> **What is expected**: In this exercise, return each entry exactly as given.

------------------------

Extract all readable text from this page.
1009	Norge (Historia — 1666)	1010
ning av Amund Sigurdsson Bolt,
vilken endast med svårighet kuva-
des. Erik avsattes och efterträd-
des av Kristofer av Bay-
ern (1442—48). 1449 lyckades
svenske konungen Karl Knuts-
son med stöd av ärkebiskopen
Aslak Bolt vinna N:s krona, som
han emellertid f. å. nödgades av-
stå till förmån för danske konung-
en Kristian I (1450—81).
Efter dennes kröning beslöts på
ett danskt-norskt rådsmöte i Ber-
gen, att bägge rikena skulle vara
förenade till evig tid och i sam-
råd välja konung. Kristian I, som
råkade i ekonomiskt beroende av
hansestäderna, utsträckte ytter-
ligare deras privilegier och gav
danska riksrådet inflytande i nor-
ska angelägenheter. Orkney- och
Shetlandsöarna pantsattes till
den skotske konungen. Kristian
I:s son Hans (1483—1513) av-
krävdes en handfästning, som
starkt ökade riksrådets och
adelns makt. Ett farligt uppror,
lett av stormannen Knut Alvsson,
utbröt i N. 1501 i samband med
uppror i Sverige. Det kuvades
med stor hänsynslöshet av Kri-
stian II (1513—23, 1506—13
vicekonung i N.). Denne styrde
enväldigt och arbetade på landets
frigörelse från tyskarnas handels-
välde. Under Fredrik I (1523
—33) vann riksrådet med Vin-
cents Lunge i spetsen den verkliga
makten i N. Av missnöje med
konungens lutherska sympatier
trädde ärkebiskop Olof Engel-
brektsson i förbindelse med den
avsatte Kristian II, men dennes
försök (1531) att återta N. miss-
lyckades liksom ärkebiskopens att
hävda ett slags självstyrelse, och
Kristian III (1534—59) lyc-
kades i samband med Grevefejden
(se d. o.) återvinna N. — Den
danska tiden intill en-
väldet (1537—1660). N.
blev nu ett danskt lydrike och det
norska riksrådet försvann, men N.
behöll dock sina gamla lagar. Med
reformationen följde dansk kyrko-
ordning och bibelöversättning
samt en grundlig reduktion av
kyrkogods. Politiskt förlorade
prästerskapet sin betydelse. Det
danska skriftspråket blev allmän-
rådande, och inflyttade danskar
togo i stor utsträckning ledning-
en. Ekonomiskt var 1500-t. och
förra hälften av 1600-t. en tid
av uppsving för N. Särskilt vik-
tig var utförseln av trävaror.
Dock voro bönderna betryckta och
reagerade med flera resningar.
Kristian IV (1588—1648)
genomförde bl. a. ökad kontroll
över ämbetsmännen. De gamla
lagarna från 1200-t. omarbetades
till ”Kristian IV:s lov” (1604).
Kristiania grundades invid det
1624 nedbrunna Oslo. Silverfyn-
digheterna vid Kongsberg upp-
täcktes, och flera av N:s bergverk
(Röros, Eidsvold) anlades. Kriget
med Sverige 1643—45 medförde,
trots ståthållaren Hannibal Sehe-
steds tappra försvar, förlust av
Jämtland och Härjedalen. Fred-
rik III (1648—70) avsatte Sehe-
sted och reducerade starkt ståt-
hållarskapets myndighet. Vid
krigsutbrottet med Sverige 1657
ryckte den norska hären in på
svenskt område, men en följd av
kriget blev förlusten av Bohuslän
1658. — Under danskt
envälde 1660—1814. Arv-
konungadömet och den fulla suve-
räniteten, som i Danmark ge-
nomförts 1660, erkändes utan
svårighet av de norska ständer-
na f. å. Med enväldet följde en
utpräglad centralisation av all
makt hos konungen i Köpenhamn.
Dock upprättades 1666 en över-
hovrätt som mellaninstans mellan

------------------------

> **Answer space**:
Extract all readable text from this page.
1009	Norge (Historia — 1666)	1010
ning av Amund Sigurdsson Bolt,
vilken endast med svårighet kuva-
des. Erik avsattes och efterträd-
des av Kristofer av Bay-
ern (1442—48). 1449 lyckades
svenske konungen Karl Knuts-
son med stöd av ärkebiskopen
Aslak Bolt vinna N:s krona, som
han emellertid f. å. nödgades av-
stå till förmån för danske konung-
en Kristian I (1450—81).
Efter dennes kröning beslöts på
ett danskt-norskt rådsmöte i Ber-
gen, att bägge rikena skulle vara
förenade till evig tid och i sam-
råd välja konung. Kristian I, som
råkade i ekonomiskt beroende av
hansestäderna, utsträckte ytter-
ligare deras privilegier och gav
danska riksrådet inflytande i nor-
ska angelägenheter. Orkney- och
Shetlandsöarna pantsattes till
den skotske konungen. Kristian
I:s son Hans (1483—1513) av-
krävdes en handfästning, som
starkt ökade riksrådets och
adelns makt. Ett farligt uppror,
lett av stormannen Knut Alvsson,
utbröt i N. 1501 i samband med
uppror i Sverige. Det kuvades
med stor hänsynslöshet av Kri-
stian II (1513—23, 1506—13
vicekonung i N.). Denne styrde
enväldigt och arbetade på landets
frigörelse från tyskarnas handels-
välde. Under Fredrik I (1523
—33) vann riksrådet med Vin-
cents Lunge i spetsen den verkliga
makten i N. Av missnöje med
konungens lutherska sympatier
trädde ärkebiskop Olof Engel-
brektsson i förbindelse med den
avsatte Kristian II, men dennes
försök (1531) att återta N. miss-
lyckades liksom ärkebiskopens att
hävda ett slags självstyrelse, och
Kristian III (1534—59) lyc-
kades i samband med Grevefejden
(se d. o.) återvinna N. — Den
danska tiden intill en-
väldet (1537—1660). N.
blev nu ett danskt lydrike och det
norska riksrådet försvann, men N.
behöll dock sina gamla lagar. Med
reformationen följde dansk kyrko-
ordning och bibelöversättning
samt en grundlig reduktion av
kyrkogods. Politiskt förlorade
prästerskapet sin betydelse. Det
danska skriftspråket blev allmän-
rådande, och inflyttade danskar
togo i stor utsträckning ledning-
en. Ekonomiskt var 1500-t. och
förra hälften av 1600-t. en tid
av uppsving för N. Särskilt vik-
tig var utförseln av trävaror.
Dock voro bönderna betryckta och
reagerade med flera resningar.
Kristian IV (1588—1648)
genomförde bl. a. ökad kontroll
över ämbetsmännen. De gamla
lagarna från 1200-t. omarbetades
till ”Kristian IV:s lov” (1604).
Kristiania grundades invid det
1624 nedbrunna Oslo. Silverfyn-
digheterna vid Kongsberg upp-
täcktes, och flera av N:s bergverk
(Röros, Eidsvold) anlades. Kriget
med Sverige 1643—45 medförde,
trots ståthållaren Hannibal Sehe-
steds tappra försvar, förlust av
Jämtland och Härjedalen. Fred-
rik III (1648—70) avsatte Sehe-
sted och reducerade starkt ståt-
hållarskapets myndighet. Vid
krigsutbrottet med Sverige 1657
ryckte den norska hären in på
svenskt område, men en följd av
kriget blev förlusten av Bohuslän
1658. — Under danskt
envälde 1660—1814. Arv-
konungadömet och den fulla suve-
räniteten, som i Danmark ge-
nomförts 1660, erkändes utan
svårighet av de norska ständer-
na f. å. Med enväldet följde en
utpräglad centralisation av all
makt hos konungen i Köpenhamn.
Dock upprättades 1666 en över-
hovrätt som mellaninstans mellan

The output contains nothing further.